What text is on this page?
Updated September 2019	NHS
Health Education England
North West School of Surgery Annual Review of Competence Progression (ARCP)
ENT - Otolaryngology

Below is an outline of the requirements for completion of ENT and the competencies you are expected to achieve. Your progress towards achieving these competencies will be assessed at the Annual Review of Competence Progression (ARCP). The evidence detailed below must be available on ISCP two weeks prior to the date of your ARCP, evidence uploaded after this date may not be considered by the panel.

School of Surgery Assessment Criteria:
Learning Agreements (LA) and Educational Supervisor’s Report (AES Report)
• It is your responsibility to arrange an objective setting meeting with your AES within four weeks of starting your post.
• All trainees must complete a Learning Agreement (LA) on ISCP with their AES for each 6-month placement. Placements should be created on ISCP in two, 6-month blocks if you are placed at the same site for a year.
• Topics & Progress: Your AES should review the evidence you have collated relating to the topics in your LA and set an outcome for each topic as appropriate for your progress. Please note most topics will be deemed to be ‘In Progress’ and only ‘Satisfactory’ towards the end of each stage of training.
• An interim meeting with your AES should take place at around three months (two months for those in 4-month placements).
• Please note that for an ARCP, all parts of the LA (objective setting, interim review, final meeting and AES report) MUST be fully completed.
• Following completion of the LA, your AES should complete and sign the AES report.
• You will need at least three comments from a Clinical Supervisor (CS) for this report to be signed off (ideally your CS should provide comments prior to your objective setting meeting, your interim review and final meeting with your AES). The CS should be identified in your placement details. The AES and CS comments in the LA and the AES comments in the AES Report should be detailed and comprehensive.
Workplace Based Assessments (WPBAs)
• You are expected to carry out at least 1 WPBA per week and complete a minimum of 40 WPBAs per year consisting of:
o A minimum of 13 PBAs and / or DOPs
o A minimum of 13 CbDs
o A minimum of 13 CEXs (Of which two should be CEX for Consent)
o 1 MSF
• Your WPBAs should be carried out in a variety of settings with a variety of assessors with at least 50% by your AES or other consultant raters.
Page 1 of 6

What the task requires -
Print the records once more, exactly as they were given.

Complete answer -
What text is on this page?
Updated September 2019	NHS
Health Education England
North West School of Surgery Annual Review of Competence Progression (ARCP)
ENT - Otolaryngology

Below is an outline of the requirements for completion of ENT and the competencies you are expected to achieve. Your progress towards achieving these competencies will be assessed at the Annual Review of Competence Progression (ARCP). The evidence detailed below must be available on ISCP two weeks prior to the date of your ARCP, evidence uploaded after this date may not be considered by the panel.

School of Surgery Assessment Criteria:
Learning Agreements (LA) and Educational Supervisor’s Report (AES Report)
• It is your responsibility to arrange an objective setting meeting with your AES within four weeks of starting your post.
• All trainees must complete a Learning Agreement (LA) on ISCP with their AES for each 6-month placement. Placements should be created on ISCP in two, 6-month blocks if you are placed at the same site for a year.
• Topics & Progress: Your AES should review the evidence you have collated relating to the topics in your LA and set an outcome for each topic as appropriate for your progress. Please note most topics will be deemed to be ‘In Progress’ and only ‘Satisfactory’ towards the end of each stage of training.
• An interim meeting with your AES should take place at around three months (two months for those in 4-month placements).
• Please note that for an ARCP, all parts of the LA (objective setting, interim review, final meeting and AES report) MUST be fully completed.
• Following completion of the LA, your AES should complete and sign the AES report.
• You will need at least three comments from a Clinical Supervisor (CS) for this report to be signed off (ideally your CS should provide comments prior to your objective setting meeting, your interim review and final meeting with your AES). The CS should be identified in your placement details. The AES and CS comments in the LA and the AES comments in the AES Report should be detailed and comprehensive.
Workplace Based Assessments (WPBAs)
• You are expected to carry out at least 1 WPBA per week and complete a minimum of 40 WPBAs per year consisting of:
o A minimum of 13 PBAs and / or DOPs
o A minimum of 13 CbDs
o A minimum of 13 CEXs (Of which two should be CEX for Consent)
o 1 MSF
• Your WPBAs should be carried out in a variety of settings with a variety of assessors with at least 50% by your AES or other consultant raters.
Page 1 of 6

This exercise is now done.